─── Extracted material ───
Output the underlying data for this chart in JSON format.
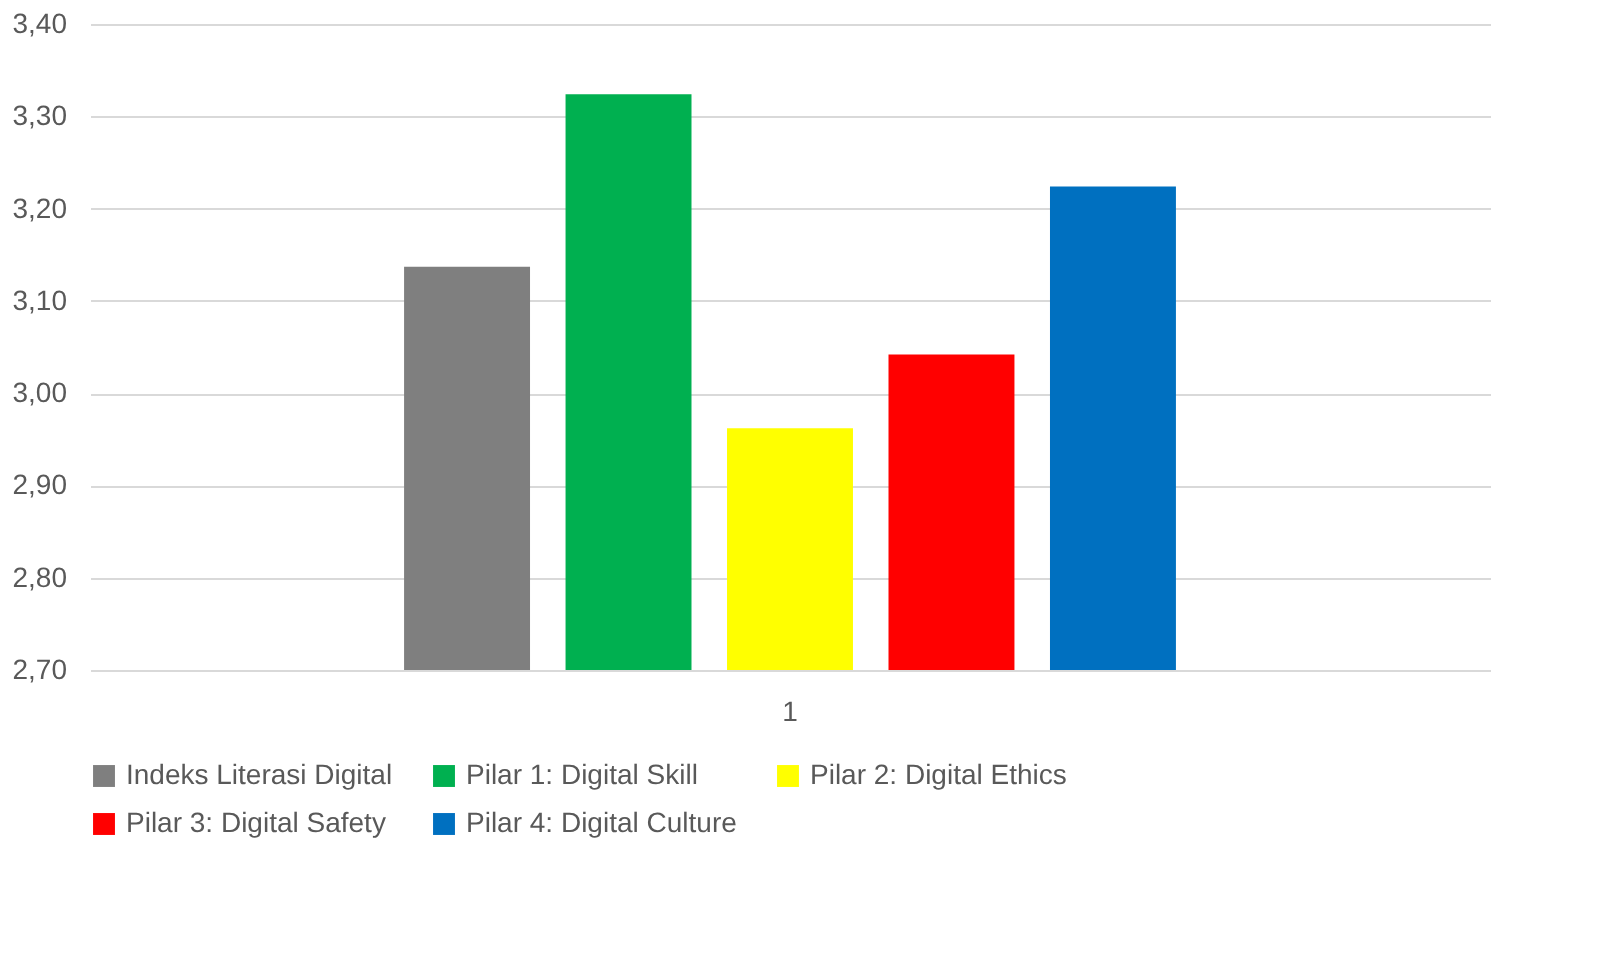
{
  "chart_data": {
    "type": "bar",
    "categories": [
      "1"
    ],
    "series": [
      {
        "name": "Indeks Literasi Digital",
        "color": "#7f7f7f",
        "values": [
          3.137
        ]
      },
      {
        "name": "Pilar 1: Digital Skill",
        "color": "#00b050",
        "values": [
          3.324
        ]
      },
      {
        "name": "Pilar 2: Digital Ethics",
        "color": "#ffff00",
        "values": [
          2.962
        ]
      },
      {
        "name": "Pilar 3: Digital Safety",
        "color": "#ff0000",
        "values": [
          3.042
        ]
      },
      {
        "name": "Pilar 4: Digital Culture",
        "color": "#0070c0",
        "values": [
          3.224
        ]
      }
    ],
    "ylim": [
      2.7,
      3.4
    ],
    "yticks": [
      {
        "value": 2.7,
        "label": "2,70"
      },
      {
        "value": 2.8,
        "label": "2,80"
      },
      {
        "value": 2.9,
        "label": "2,90"
      },
      {
        "value": 3.0,
        "label": "3,00"
      },
      {
        "value": 3.1,
        "label": "3,10"
      },
      {
        "value": 3.2,
        "label": "3,20"
      },
      {
        "value": 3.3,
        "label": "3,30"
      },
      {
        "value": 3.4,
        "label": "3,40"
      }
    ],
    "grid": "y",
    "legend": "bottom"
  }
}
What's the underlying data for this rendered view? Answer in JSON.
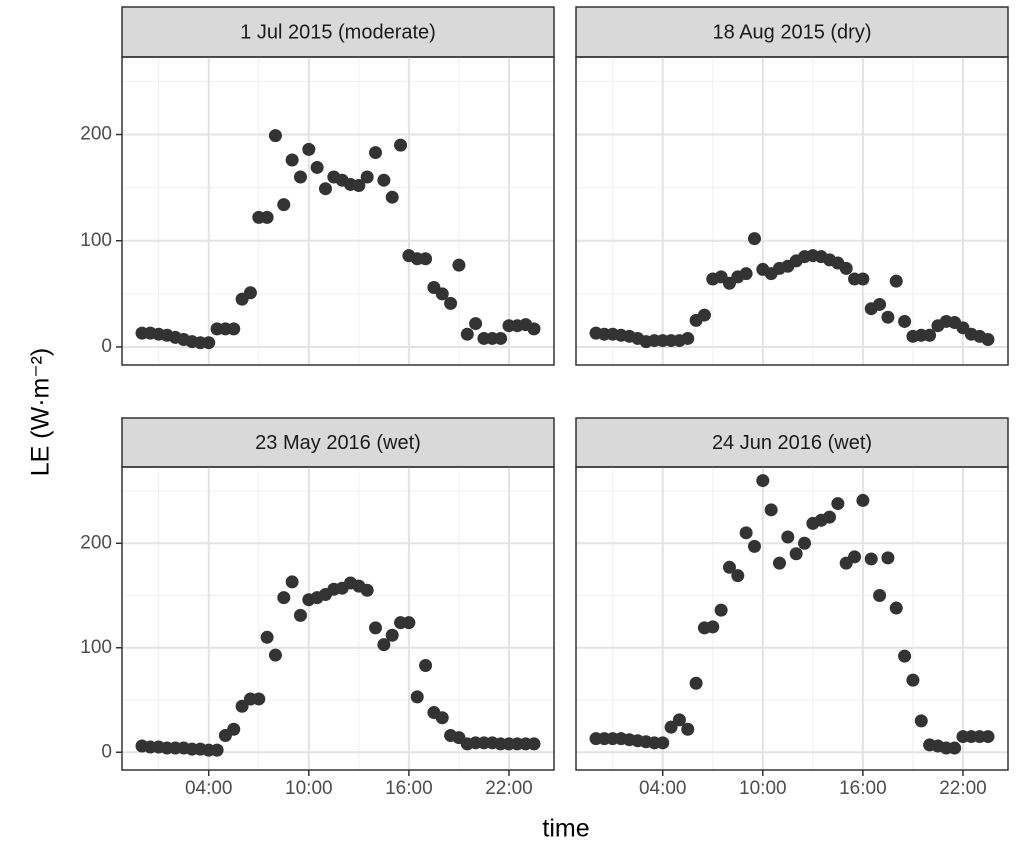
{
  "y_label": "LE (W·m⁻²)",
  "x_label": "time",
  "chart_data": [
    {
      "type": "scatter",
      "title": "1 Jul 2015 (moderate)",
      "color": "#333333",
      "grid": true,
      "xlim": [
        -1.2,
        24.7
      ],
      "ylim": [
        -17,
        273
      ],
      "xticks": [
        4,
        10,
        16,
        22
      ],
      "yticks": [
        0,
        100,
        200
      ],
      "x": [
        0,
        0.5,
        1,
        1.5,
        2,
        2.5,
        3,
        3.5,
        4,
        4.5,
        5,
        5.5,
        6,
        6.5,
        7,
        7.5,
        8,
        8.5,
        9,
        9.5,
        10,
        10.5,
        11,
        11.5,
        12,
        12.5,
        13,
        13.5,
        14,
        14.5,
        15,
        15.5,
        16,
        16.5,
        17,
        17.5,
        18,
        18.5,
        19,
        19.5,
        20,
        20.5,
        21,
        21.5,
        22,
        22.5,
        23,
        23.5
      ],
      "values": [
        13,
        13,
        12,
        11,
        9,
        7,
        5,
        4,
        4,
        17,
        17,
        17,
        45,
        51,
        122,
        122,
        199,
        134,
        176,
        160,
        186,
        169,
        149,
        160,
        157,
        153,
        152,
        160,
        183,
        157,
        141,
        190,
        86,
        83,
        83,
        56,
        50,
        41,
        77,
        12,
        22,
        8,
        8,
        8,
        20,
        20,
        21,
        17
      ]
    },
    {
      "type": "scatter",
      "title": "18 Aug 2015 (dry)",
      "color": "#333333",
      "grid": true,
      "xlim": [
        -1.2,
        24.7
      ],
      "ylim": [
        -17,
        273
      ],
      "xticks": [
        4,
        10,
        16,
        22
      ],
      "yticks": [
        0,
        100,
        200
      ],
      "x": [
        0,
        0.5,
        1,
        1.5,
        2,
        2.5,
        3,
        3.5,
        4,
        4.5,
        5,
        5.5,
        6,
        6.5,
        7,
        7.5,
        8,
        8.5,
        9,
        9.5,
        10,
        10.5,
        11,
        11.5,
        12,
        12.5,
        13,
        13.5,
        14,
        14.5,
        15,
        15.5,
        16,
        16.5,
        17,
        17.5,
        18,
        18.5,
        19,
        19.5,
        20,
        20.5,
        21,
        21.5,
        22,
        22.5,
        23,
        23.5
      ],
      "values": [
        13,
        12,
        12,
        11,
        10,
        8,
        5,
        6,
        6,
        6,
        6,
        8,
        25,
        30,
        64,
        66,
        60,
        66,
        69,
        102,
        73,
        69,
        74,
        76,
        81,
        85,
        86,
        85,
        82,
        79,
        74,
        64,
        64,
        36,
        40,
        28,
        62,
        24,
        10,
        11,
        11,
        20,
        24,
        23,
        18,
        12,
        10,
        7
      ]
    },
    {
      "type": "scatter",
      "title": "23 May 2016 (wet)",
      "color": "#333333",
      "grid": true,
      "xlim": [
        -1.2,
        24.7
      ],
      "ylim": [
        -17,
        273
      ],
      "xticks": [
        {
          "value": 4,
          "label": "04:00"
        },
        {
          "value": 10,
          "label": "10:00"
        },
        {
          "value": 16,
          "label": "16:00"
        },
        {
          "value": 22,
          "label": "22:00"
        }
      ],
      "yticks": [
        0,
        100,
        200
      ],
      "x": [
        0,
        0.5,
        1,
        1.5,
        2,
        2.5,
        3,
        3.5,
        4,
        4.5,
        5,
        5.5,
        6,
        6.5,
        7,
        7.5,
        8,
        8.5,
        9,
        9.5,
        10,
        10.5,
        11,
        11.5,
        12,
        12.5,
        13,
        13.5,
        14,
        14.5,
        15,
        15.5,
        16,
        16.5,
        17,
        17.5,
        18,
        18.5,
        19,
        19.5,
        20,
        20.5,
        21,
        21.5,
        22,
        22.5,
        23,
        23.5
      ],
      "values": [
        6,
        5,
        5,
        4,
        4,
        4,
        3,
        3,
        2,
        2,
        16,
        22,
        44,
        51,
        51,
        110,
        93,
        148,
        163,
        131,
        146,
        148,
        151,
        156,
        157,
        162,
        159,
        155,
        119,
        103,
        112,
        124,
        124,
        53,
        83,
        38,
        33,
        16,
        14,
        8,
        9,
        9,
        9,
        8,
        8,
        8,
        8,
        8
      ]
    },
    {
      "type": "scatter",
      "title": "24 Jun 2016 (wet)",
      "color": "#333333",
      "grid": true,
      "xlim": [
        -1.2,
        24.7
      ],
      "ylim": [
        -17,
        273
      ],
      "xticks": [
        {
          "value": 4,
          "label": "04:00"
        },
        {
          "value": 10,
          "label": "10:00"
        },
        {
          "value": 16,
          "label": "16:00"
        },
        {
          "value": 22,
          "label": "22:00"
        }
      ],
      "yticks": [
        0,
        100,
        200
      ],
      "x": [
        0,
        0.5,
        1,
        1.5,
        2,
        2.5,
        3,
        3.5,
        4,
        4.5,
        5,
        5.5,
        6,
        6.5,
        7,
        7.5,
        8,
        8.5,
        9,
        9.5,
        10,
        10.5,
        11,
        11.5,
        12,
        12.5,
        13,
        13.5,
        14,
        14.5,
        15,
        15.5,
        16,
        16.5,
        17,
        17.5,
        18,
        18.5,
        19,
        19.5,
        20,
        20.5,
        21,
        21.5,
        22,
        22.5,
        23,
        23.5
      ],
      "values": [
        13,
        13,
        13,
        13,
        12,
        11,
        10,
        9,
        9,
        24,
        31,
        22,
        66,
        119,
        120,
        136,
        177,
        169,
        210,
        197,
        260,
        232,
        181,
        206,
        190,
        200,
        219,
        222,
        225,
        238,
        181,
        187,
        241,
        185,
        150,
        186,
        138,
        92,
        69,
        30,
        7,
        6,
        4,
        4,
        15,
        15,
        15,
        15
      ]
    }
  ]
}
───
Exercise prompt: For the records above, state how many lines include the string "underlying", giving the number and nothing else.

Expected output: 2